Required work >> List each line in the records below that contains the string "show", copying every such line in full.

Task input >>
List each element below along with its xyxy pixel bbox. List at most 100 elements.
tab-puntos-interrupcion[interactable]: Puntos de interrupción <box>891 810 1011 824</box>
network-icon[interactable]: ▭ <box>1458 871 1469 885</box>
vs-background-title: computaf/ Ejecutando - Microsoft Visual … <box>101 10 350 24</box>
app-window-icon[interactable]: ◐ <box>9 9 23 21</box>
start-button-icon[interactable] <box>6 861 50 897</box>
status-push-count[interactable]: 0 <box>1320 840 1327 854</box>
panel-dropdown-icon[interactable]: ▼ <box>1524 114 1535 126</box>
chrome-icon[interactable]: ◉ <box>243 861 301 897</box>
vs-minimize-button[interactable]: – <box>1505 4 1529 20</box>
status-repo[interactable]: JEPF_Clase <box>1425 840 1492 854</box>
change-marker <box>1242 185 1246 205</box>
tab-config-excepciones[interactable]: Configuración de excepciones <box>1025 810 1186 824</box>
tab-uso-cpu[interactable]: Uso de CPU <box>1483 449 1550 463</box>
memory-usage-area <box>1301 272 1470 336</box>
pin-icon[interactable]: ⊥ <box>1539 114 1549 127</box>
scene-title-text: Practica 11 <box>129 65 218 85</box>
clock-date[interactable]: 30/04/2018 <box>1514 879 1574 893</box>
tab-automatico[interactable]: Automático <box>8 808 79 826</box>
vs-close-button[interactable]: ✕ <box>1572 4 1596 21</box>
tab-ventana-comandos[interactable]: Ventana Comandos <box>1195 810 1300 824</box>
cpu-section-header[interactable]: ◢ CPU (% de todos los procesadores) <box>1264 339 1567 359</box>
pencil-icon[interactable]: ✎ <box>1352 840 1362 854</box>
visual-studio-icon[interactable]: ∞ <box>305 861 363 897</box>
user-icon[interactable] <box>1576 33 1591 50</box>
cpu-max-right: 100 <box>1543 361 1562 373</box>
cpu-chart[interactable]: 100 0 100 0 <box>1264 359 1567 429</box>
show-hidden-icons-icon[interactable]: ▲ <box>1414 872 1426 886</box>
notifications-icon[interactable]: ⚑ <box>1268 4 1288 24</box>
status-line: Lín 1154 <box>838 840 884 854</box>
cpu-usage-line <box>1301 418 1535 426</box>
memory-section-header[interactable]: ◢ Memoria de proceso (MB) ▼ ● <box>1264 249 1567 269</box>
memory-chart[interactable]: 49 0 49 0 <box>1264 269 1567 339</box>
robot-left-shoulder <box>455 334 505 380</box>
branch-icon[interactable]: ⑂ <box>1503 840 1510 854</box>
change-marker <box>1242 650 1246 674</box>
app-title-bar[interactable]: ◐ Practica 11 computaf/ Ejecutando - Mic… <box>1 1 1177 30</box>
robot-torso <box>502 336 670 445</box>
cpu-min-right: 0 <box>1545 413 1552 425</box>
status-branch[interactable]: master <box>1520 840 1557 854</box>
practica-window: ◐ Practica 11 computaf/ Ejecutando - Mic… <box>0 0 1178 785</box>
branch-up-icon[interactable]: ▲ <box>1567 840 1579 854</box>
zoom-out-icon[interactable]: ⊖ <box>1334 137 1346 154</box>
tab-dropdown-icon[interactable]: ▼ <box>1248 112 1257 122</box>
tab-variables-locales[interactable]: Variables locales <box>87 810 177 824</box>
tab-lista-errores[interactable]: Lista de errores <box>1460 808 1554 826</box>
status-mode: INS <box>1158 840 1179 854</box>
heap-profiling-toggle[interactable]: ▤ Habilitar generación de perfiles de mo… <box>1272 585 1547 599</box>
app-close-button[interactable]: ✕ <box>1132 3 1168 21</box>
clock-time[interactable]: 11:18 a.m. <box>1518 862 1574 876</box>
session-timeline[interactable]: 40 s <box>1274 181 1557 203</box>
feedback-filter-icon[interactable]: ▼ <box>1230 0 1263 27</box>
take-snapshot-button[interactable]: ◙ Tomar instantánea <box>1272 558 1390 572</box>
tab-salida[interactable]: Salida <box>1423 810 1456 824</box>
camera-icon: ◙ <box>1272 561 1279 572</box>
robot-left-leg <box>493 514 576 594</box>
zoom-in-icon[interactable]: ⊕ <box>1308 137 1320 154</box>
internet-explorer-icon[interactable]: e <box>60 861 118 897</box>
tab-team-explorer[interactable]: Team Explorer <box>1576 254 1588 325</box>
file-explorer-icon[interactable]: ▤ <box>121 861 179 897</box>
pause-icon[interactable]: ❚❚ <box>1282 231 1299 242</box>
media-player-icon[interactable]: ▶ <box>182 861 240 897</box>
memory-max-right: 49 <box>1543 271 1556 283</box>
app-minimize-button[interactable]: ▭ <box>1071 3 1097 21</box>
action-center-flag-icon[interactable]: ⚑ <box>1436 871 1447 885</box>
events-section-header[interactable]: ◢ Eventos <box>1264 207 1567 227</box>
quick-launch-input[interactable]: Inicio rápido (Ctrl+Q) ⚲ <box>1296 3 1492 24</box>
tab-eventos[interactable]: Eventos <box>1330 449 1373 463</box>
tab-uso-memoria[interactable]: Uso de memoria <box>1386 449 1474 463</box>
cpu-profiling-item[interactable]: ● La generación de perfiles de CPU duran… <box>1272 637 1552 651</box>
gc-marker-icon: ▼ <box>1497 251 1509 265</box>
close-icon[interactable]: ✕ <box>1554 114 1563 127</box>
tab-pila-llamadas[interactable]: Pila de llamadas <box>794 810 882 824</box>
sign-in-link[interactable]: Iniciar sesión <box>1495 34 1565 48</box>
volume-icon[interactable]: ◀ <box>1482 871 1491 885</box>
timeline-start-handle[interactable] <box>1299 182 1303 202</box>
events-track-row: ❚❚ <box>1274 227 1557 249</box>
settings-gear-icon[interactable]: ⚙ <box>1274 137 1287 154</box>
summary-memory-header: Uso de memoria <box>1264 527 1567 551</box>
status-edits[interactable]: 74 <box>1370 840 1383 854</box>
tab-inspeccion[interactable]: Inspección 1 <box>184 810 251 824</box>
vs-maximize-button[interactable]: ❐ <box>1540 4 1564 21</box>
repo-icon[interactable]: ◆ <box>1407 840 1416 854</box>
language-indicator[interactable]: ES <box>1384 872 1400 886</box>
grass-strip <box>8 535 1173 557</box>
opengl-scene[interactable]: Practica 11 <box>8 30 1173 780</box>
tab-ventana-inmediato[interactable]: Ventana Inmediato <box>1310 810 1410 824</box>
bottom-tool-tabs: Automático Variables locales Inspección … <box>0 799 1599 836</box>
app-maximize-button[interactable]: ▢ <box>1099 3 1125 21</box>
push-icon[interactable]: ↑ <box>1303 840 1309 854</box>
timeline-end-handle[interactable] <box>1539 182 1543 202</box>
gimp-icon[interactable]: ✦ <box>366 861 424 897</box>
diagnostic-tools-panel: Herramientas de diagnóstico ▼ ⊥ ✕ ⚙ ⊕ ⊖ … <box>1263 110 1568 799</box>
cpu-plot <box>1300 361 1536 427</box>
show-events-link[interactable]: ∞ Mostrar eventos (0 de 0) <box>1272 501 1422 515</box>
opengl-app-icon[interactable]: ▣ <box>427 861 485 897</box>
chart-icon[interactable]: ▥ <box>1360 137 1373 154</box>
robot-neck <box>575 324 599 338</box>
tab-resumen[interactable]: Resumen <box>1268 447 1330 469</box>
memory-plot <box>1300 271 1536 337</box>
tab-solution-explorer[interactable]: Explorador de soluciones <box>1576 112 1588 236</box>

Result >>
show-hidden-icons-icon[interactable]: ▲ <box>1414 872 1426 886</box>
show-events-link[interactable]: ∞ Mostrar eventos (0 de 0) <box>1272 501 1422 515</box>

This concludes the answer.